## ENTRIES SUPPLIED

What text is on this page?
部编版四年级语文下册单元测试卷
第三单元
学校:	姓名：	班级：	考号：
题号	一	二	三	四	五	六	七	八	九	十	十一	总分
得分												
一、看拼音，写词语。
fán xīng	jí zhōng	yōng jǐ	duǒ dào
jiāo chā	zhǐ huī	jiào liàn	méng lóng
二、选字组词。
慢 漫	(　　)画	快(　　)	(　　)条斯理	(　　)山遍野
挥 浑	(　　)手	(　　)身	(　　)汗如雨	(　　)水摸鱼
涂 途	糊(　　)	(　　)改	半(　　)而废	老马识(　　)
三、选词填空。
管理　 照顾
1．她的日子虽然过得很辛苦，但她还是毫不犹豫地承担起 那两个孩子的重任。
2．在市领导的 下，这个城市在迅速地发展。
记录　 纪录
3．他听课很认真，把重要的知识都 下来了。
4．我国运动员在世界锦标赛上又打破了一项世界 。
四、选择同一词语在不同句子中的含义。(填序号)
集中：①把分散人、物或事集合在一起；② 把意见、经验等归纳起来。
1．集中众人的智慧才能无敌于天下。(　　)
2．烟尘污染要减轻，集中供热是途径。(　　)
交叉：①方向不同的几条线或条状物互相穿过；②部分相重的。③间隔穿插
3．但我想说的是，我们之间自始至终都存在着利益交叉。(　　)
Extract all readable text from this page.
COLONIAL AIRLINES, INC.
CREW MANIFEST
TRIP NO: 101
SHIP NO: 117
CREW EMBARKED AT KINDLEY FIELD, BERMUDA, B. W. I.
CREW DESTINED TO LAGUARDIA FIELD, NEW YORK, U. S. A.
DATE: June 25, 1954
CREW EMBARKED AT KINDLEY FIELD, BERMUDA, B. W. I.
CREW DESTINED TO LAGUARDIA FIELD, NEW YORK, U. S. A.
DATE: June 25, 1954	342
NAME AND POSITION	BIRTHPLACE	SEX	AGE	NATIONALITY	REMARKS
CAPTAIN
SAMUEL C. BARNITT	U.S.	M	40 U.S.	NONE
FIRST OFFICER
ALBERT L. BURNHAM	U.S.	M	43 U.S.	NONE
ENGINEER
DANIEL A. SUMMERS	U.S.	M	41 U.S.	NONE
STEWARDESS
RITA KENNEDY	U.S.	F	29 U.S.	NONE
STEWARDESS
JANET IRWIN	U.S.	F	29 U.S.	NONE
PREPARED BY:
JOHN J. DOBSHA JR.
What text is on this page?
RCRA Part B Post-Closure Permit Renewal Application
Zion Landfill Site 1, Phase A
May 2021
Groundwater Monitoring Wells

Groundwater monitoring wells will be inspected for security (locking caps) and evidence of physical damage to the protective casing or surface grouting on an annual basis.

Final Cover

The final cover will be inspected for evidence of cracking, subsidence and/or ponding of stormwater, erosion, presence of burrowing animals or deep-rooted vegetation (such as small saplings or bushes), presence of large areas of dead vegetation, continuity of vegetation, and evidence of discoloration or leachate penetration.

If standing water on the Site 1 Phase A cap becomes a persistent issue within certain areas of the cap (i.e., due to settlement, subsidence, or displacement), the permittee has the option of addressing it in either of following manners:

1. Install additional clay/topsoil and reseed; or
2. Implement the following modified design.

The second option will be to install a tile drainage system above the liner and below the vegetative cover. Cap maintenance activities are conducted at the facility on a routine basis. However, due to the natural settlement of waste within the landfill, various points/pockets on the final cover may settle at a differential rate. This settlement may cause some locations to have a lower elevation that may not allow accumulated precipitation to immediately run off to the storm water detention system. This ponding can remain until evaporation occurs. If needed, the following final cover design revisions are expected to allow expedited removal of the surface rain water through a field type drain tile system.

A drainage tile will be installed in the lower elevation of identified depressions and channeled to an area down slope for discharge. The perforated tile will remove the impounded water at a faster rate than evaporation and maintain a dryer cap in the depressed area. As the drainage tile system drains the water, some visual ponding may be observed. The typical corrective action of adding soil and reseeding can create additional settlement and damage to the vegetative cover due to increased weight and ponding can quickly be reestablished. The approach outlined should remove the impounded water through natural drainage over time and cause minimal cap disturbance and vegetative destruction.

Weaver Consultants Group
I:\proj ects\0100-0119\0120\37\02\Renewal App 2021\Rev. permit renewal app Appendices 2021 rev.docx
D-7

## SHORT PROBLEM
Write the whole listing out again. Keep every line exactly as it is.

## FINAL RESULT
What text is on this page?
部编版四年级语文下册单元测试卷
第三单元
学校:	姓名：	班级：	考号：
题号	一	二	三	四	五	六	七	八	九	十	十一	总分
得分												
一、看拼音，写词语。
fán xīng	jí zhōng	yōng jǐ	duǒ dào
jiāo chā	zhǐ huī	jiào liàn	méng lóng
二、选字组词。
慢 漫	(　　)画	快(　　)	(　　)条斯理	(　　)山遍野
挥 浑	(　　)手	(　　)身	(　　)汗如雨	(　　)水摸鱼
涂 途	糊(　　)	(　　)改	半(　　)而废	老马识(　　)
三、选词填空。
管理　 照顾
1．她的日子虽然过得很辛苦，但她还是毫不犹豫地承担起 那两个孩子的重任。
2．在市领导的 下，这个城市在迅速地发展。
记录　 纪录
3．他听课很认真，把重要的知识都 下来了。
4．我国运动员在世界锦标赛上又打破了一项世界 。
四、选择同一词语在不同句子中的含义。(填序号)
集中：①把分散人、物或事集合在一起；② 把意见、经验等归纳起来。
1．集中众人的智慧才能无敌于天下。(　　)
2．烟尘污染要减轻，集中供热是途径。(　　)
交叉：①方向不同的几条线或条状物互相穿过；②部分相重的。③间隔穿插
3．但我想说的是，我们之间自始至终都存在着利益交叉。(　　)
Extract all readable text from this page.
COLONIAL AIRLINES, INC.
CREW MANIFEST
TRIP NO: 101
SHIP NO: 117
CREW EMBARKED AT KINDLEY FIELD, BERMUDA, B. W. I.
CREW DESTINED TO LAGUARDIA FIELD, NEW YORK, U. S. A.
DATE: June 25, 1954
CREW EMBARKED AT KINDLEY FIELD, BERMUDA, B. W. I.
CREW DESTINED TO LAGUARDIA FIELD, NEW YORK, U. S. A.
DATE: June 25, 1954	342
NAME AND POSITION	BIRTHPLACE	SEX	AGE	NATIONALITY	REMARKS
CAPTAIN
SAMUEL C. BARNITT	U.S.	M	40 U.S.	NONE
FIRST OFFICER
ALBERT L. BURNHAM	U.S.	M	43 U.S.	NONE
ENGINEER
DANIEL A. SUMMERS	U.S.	M	41 U.S.	NONE
STEWARDESS
RITA KENNEDY	U.S.	F	29 U.S.	NONE
STEWARDESS
JANET IRWIN	U.S.	F	29 U.S.	NONE
PREPARED BY:
JOHN J. DOBSHA JR.
What text is on this page?
RCRA Part B Post-Closure Permit Renewal Application
Zion Landfill Site 1, Phase A
May 2021
Groundwater Monitoring Wells

Groundwater monitoring wells will be inspected for security (locking caps) and evidence of physical damage to the protective casing or surface grouting on an annual basis.

Final Cover

The final cover will be inspected for evidence of cracking, subsidence and/or ponding of stormwater, erosion, presence of burrowing animals or deep-rooted vegetation (such as small saplings or bushes), presence of large areas of dead vegetation, continuity of vegetation, and evidence of discoloration or leachate penetration.

If standing water on the Site 1 Phase A cap becomes a persistent issue within certain areas of the cap (i.e., due to settlement, subsidence, or displacement), the permittee has the option of addressing it in either of following manners:

1. Install additional clay/topsoil and reseed; or
2. Implement the following modified design.

The second option will be to install a tile drainage system above the liner and below the vegetative cover. Cap maintenance activities are conducted at the facility on a routine basis. However, due to the natural settlement of waste within the landfill, various points/pockets on the final cover may settle at a differential rate. This settlement may cause some locations to have a lower elevation that may not allow accumulated precipitation to immediately run off to the storm water detention system. This ponding can remain until evaporation occurs. If needed, the following final cover design revisions are expected to allow expedited removal of the surface rain water through a field type drain tile system.

A drainage tile will be installed in the lower elevation of identified depressions and channeled to an area down slope for discharge. The perforated tile will remove the impounded water at a faster rate than evaporation and maintain a dryer cap in the depressed area. As the drainage tile system drains the water, some visual ponding may be observed. The typical corrective action of adding soil and reseeding can create additional settlement and damage to the vegetative cover due to increased weight and ponding can quickly be reestablished. The approach outlined should remove the impounded water through natural drainage over time and cause minimal cap disturbance and vegetative destruction.

Weaver Consultants Group
I:\proj ects\0100-0119\0120\37\02\Renewal App 2021\Rev. permit renewal app Appendices 2021 rev.docx
D-7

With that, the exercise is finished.